** Start **

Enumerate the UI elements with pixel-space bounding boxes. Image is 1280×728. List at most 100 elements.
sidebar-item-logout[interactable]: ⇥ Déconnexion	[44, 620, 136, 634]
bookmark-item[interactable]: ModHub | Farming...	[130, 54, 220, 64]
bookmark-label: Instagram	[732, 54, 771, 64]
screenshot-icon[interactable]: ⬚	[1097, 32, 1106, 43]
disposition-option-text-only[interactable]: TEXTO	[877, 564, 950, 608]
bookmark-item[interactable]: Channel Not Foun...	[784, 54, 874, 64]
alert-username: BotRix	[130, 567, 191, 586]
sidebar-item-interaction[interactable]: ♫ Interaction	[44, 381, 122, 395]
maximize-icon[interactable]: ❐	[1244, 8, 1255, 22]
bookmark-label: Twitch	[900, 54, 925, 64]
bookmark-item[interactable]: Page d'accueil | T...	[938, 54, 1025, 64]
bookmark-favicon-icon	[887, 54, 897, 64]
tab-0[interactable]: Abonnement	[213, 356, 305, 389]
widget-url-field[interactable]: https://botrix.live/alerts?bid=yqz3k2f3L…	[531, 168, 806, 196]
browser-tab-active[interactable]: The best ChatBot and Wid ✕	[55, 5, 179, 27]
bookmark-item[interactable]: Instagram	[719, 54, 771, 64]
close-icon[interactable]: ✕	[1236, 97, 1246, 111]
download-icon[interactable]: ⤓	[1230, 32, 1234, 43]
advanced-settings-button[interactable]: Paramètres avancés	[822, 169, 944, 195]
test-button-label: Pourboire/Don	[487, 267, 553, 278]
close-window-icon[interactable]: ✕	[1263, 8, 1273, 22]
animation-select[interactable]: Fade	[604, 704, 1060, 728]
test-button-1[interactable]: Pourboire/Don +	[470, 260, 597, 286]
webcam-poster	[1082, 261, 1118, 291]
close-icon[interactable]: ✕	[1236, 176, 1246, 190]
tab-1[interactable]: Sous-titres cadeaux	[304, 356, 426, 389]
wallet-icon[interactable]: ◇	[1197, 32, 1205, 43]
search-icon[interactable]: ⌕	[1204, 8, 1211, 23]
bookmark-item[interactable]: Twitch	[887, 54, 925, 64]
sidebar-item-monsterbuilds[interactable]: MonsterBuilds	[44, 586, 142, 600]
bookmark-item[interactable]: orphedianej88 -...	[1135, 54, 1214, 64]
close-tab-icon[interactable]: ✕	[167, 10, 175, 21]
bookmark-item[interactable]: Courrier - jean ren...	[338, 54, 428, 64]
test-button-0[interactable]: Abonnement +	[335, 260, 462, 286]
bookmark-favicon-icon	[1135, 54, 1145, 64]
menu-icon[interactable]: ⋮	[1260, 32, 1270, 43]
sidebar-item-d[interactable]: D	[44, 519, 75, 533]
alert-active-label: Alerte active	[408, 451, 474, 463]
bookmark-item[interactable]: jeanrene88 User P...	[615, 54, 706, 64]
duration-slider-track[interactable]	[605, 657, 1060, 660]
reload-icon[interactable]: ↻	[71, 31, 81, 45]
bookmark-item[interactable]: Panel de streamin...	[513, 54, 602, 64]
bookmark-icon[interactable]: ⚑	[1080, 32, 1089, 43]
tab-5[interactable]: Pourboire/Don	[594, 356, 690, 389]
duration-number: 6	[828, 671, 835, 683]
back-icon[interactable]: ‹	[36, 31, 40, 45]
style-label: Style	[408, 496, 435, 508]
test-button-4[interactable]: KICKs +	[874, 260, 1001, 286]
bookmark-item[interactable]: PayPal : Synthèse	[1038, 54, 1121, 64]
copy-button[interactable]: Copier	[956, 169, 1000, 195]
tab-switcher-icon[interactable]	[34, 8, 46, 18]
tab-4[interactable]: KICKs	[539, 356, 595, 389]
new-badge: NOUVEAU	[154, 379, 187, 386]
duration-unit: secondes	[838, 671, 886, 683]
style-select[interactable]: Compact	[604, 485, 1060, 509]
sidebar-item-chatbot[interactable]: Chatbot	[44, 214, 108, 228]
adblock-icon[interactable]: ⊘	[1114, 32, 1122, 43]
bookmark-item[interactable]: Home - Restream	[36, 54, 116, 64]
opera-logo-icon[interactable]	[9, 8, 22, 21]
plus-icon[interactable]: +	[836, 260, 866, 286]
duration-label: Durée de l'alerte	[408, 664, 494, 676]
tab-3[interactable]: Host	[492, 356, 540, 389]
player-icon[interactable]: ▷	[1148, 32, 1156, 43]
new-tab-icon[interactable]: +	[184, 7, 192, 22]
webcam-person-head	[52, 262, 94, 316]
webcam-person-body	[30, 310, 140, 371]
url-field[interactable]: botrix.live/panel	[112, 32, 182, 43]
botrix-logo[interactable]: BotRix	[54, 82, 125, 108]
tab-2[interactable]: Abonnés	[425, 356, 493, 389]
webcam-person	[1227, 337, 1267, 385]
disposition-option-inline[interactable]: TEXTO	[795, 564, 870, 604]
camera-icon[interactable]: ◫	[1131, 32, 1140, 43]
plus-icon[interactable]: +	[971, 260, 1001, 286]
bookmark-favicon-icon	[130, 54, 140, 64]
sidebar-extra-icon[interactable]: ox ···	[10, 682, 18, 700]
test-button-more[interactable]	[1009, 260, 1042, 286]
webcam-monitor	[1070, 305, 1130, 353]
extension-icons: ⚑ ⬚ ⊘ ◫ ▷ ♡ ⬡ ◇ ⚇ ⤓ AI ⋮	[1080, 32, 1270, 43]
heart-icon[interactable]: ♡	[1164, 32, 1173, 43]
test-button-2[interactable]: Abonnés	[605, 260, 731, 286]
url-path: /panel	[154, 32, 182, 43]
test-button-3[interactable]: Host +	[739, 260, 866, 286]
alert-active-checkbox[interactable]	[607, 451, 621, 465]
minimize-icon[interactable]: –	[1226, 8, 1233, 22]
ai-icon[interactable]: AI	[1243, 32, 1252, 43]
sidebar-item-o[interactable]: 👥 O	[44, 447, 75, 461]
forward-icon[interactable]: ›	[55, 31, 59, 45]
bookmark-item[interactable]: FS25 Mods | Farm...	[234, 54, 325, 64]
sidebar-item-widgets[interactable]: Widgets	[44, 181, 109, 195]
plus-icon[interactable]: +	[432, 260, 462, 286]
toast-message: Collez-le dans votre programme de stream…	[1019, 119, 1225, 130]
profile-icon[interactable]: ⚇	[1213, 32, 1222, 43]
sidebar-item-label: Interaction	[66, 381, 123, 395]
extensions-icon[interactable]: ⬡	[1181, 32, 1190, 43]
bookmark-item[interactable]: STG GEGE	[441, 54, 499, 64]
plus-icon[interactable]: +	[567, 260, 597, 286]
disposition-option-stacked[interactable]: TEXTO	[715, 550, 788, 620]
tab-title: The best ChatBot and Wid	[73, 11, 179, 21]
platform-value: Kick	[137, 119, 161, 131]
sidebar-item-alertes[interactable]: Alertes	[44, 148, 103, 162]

** End **

Reproduce the listing from its first line through the line containing "381, 122, 395]", swapping "Déconnexion" for "Logout" and leaving everything else unchanged.

Enumerate the UI elements with pixel-space bounding boxes. Image is 1280×728. List at most 100 elements.
sidebar-item-logout[interactable]: ⇥ Logout	[44, 620, 136, 634]
bookmark-item[interactable]: ModHub | Farming...	[130, 54, 220, 64]
bookmark-label: Instagram	[732, 54, 771, 64]
screenshot-icon[interactable]: ⬚	[1097, 32, 1106, 43]
disposition-option-text-only[interactable]: TEXTO	[877, 564, 950, 608]
bookmark-item[interactable]: Channel Not Foun...	[784, 54, 874, 64]
alert-username: BotRix	[130, 567, 191, 586]
sidebar-item-interaction[interactable]: ♫ Interaction	[44, 381, 122, 395]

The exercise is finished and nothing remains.